Votre tâche
Dans la liste ci-dessous, extrayez sans rien y changer les lignes allant de celle qui contient "left-arm-markers (189, 457, 278, 764)" jusqu'à celle qui contient "right-arm-markers (267, 493, 372, 764)", ces deux lignes comprises.

--*--

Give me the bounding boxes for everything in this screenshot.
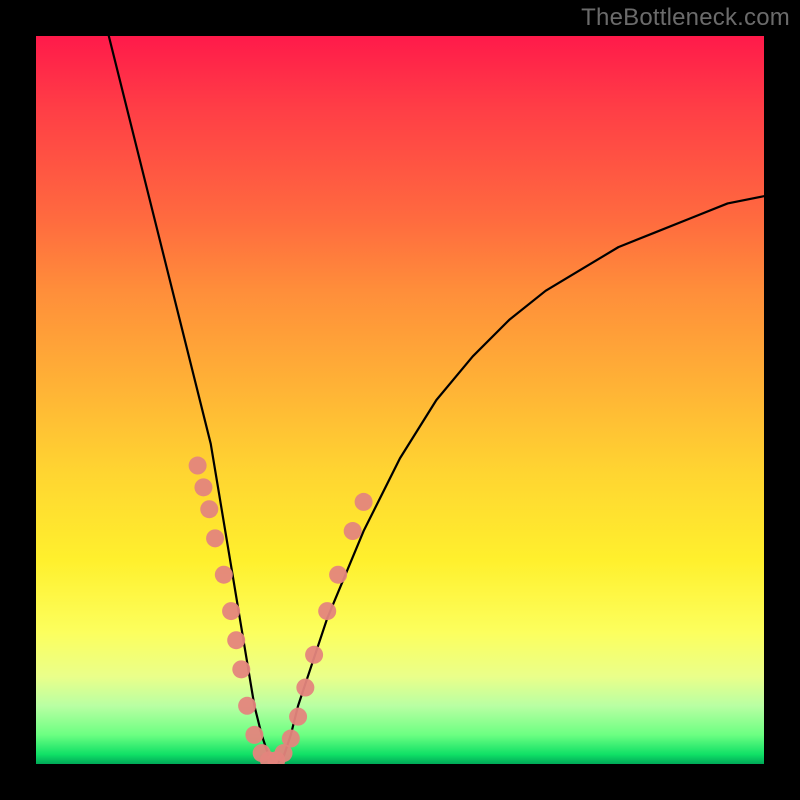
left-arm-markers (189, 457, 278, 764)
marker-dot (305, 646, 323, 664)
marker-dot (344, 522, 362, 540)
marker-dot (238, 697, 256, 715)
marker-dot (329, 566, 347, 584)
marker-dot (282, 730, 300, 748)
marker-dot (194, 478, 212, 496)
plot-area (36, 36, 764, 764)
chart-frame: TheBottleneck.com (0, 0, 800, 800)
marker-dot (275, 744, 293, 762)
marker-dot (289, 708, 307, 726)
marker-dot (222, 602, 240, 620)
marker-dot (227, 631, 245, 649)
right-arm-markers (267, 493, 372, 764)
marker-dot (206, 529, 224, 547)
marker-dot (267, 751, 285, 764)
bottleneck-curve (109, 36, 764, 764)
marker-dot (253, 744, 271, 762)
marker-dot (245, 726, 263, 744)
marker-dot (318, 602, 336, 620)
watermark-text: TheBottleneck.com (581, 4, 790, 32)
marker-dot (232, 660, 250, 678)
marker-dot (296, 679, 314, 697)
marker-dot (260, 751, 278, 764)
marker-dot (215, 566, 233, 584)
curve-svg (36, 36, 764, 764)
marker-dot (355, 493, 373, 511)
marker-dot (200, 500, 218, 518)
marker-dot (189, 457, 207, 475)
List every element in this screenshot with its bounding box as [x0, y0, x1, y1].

--*--

Réponse rédigée
left-arm-markers (189, 457, 278, 764)
marker-dot (305, 646, 323, 664)
marker-dot (344, 522, 362, 540)
marker-dot (238, 697, 256, 715)
marker-dot (329, 566, 347, 584)
marker-dot (282, 730, 300, 748)
marker-dot (194, 478, 212, 496)
plot-area (36, 36, 764, 764)
chart-frame: TheBottleneck.com (0, 0, 800, 800)
marker-dot (275, 744, 293, 762)
marker-dot (289, 708, 307, 726)
marker-dot (222, 602, 240, 620)
marker-dot (227, 631, 245, 649)
right-arm-markers (267, 493, 372, 764)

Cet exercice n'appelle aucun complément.